- Objective:
Show all lines that include the string "基于打印数据采集的继电保护定值自动核对技术研究及应用"; copy each one.

- Data for the task:
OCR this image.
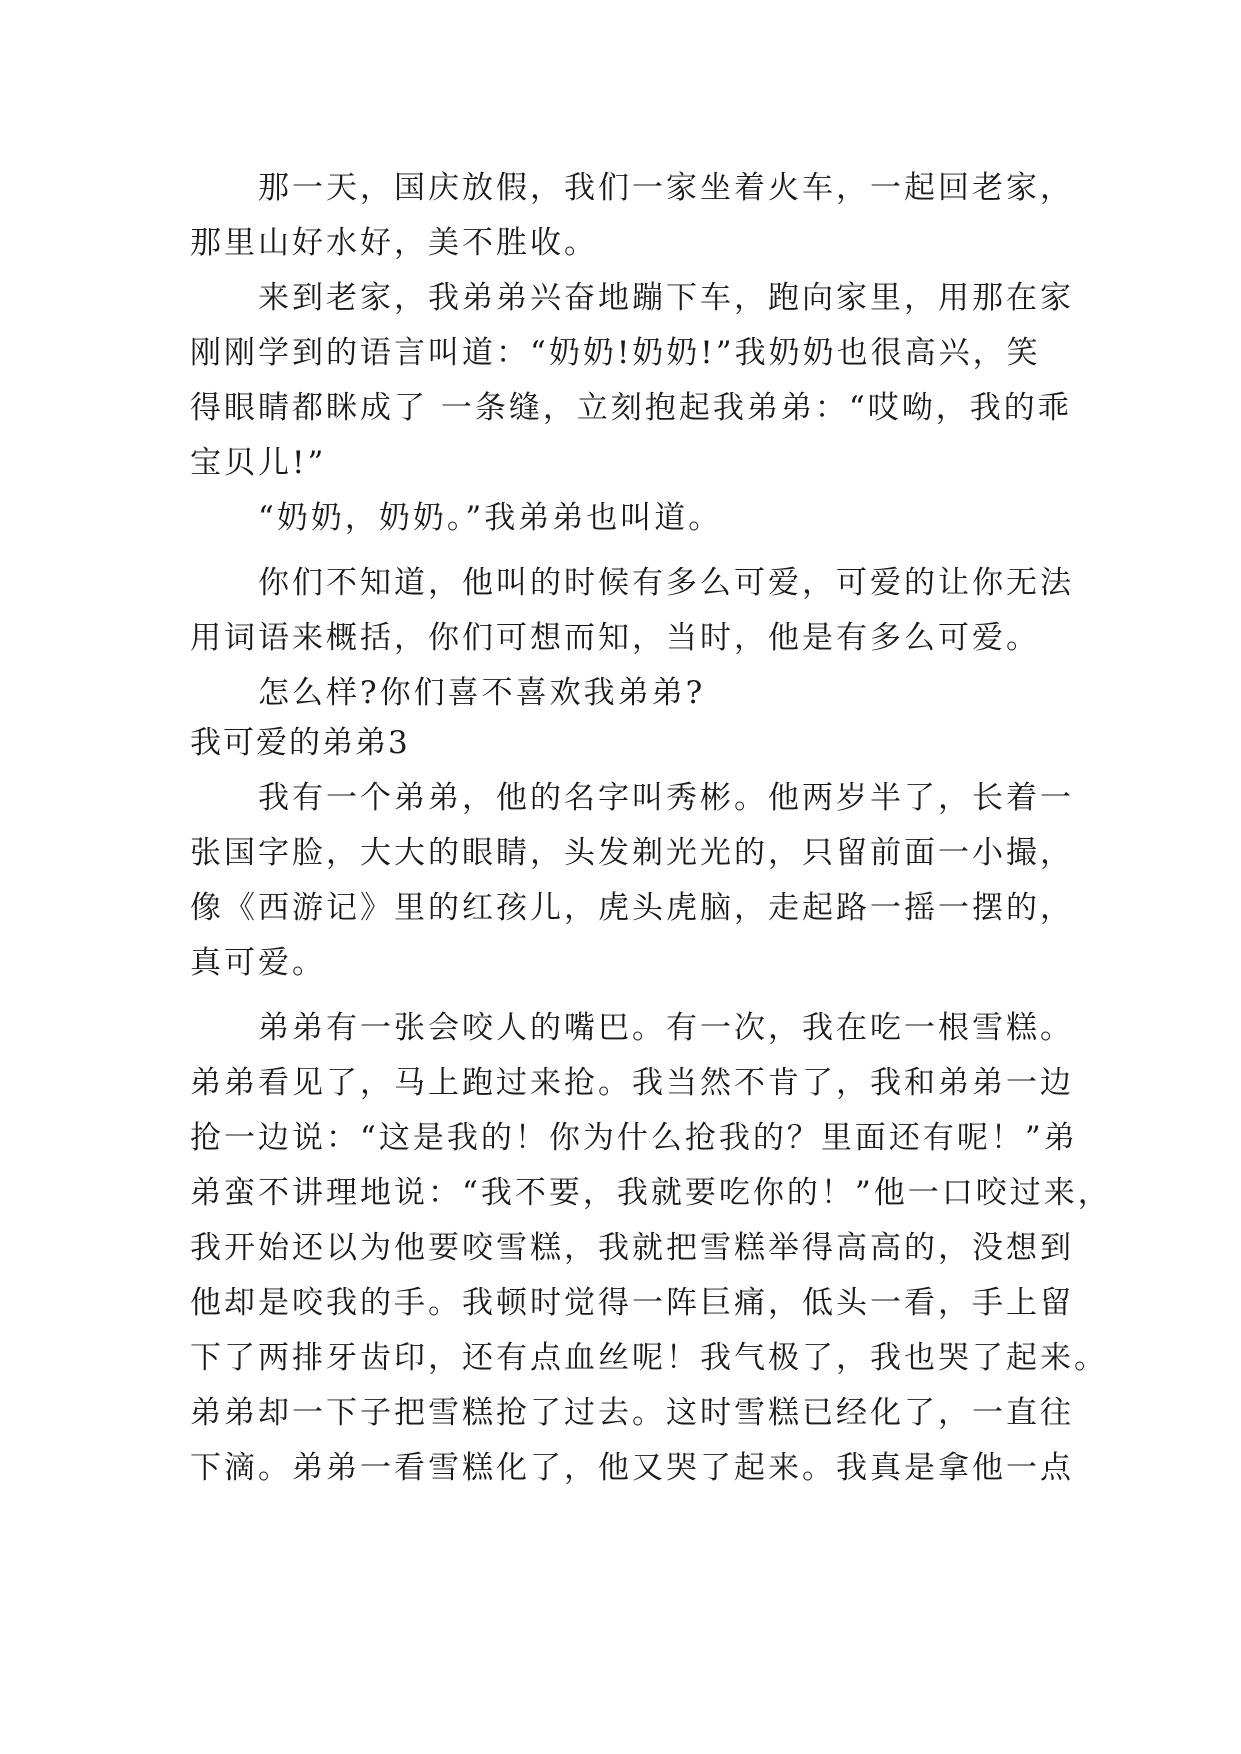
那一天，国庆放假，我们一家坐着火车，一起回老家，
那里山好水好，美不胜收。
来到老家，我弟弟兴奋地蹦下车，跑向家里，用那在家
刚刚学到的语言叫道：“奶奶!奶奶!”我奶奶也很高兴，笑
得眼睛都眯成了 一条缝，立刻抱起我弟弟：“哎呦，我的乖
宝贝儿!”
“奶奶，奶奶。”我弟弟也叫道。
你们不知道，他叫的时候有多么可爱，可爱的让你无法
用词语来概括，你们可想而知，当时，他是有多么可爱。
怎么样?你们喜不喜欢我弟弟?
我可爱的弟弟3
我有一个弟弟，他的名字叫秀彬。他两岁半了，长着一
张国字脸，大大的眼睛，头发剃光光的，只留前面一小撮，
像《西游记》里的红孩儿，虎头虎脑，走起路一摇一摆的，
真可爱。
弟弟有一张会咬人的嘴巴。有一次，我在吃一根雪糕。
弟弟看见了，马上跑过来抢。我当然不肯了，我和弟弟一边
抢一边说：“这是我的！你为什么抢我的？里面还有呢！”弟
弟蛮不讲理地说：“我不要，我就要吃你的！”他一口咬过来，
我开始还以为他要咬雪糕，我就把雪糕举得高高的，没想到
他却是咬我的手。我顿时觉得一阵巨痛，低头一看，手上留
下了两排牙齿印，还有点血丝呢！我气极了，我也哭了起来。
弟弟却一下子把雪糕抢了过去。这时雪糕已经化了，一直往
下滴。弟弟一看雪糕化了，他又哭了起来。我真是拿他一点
==
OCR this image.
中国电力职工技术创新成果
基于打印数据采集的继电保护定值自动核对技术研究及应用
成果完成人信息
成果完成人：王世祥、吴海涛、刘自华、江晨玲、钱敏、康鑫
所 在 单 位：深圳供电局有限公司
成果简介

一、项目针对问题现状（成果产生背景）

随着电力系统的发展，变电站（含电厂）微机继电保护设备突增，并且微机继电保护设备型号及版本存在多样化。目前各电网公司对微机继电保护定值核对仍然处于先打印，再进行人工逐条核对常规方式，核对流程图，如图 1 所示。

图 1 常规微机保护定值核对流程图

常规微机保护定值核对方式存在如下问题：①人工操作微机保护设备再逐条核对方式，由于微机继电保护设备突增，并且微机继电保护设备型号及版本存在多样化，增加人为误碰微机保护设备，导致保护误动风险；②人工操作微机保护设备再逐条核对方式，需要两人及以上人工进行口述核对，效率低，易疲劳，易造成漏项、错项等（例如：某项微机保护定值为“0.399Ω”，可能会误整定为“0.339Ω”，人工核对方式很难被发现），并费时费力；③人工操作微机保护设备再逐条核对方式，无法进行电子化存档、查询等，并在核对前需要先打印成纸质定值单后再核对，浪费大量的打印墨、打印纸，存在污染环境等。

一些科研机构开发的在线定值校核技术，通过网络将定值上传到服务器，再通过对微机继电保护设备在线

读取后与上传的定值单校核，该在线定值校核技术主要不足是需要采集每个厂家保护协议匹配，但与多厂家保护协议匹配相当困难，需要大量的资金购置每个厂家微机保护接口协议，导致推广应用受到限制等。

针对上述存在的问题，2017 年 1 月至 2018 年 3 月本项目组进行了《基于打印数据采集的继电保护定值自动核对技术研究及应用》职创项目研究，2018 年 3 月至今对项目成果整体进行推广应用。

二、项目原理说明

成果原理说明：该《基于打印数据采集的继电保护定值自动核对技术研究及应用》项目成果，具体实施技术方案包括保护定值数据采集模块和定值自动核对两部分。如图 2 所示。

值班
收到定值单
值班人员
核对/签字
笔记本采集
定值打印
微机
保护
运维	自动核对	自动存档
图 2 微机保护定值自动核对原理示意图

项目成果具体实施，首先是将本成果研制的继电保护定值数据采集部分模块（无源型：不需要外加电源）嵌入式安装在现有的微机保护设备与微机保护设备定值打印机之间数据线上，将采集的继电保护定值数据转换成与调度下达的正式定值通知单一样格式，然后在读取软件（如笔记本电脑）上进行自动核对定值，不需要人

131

- Answer in full:
基于打印数据采集的继电保护定值自动核对技术研究及应用
针对上述存在的问题，2017 年 1 月至 2018 年 3 月本项目组进行了《基于打印数据采集的继电保护定值自动核对技术研究及应用》职创项目研究，2018 年 3 月至今对项目成果整体进行推广应用。
成果原理说明：该《基于打印数据采集的继电保护定值自动核对技术研究及应用》项目成果，具体实施技术方案包括保护定值数据采集模块和定值自动核对两部分。如图 2 所示。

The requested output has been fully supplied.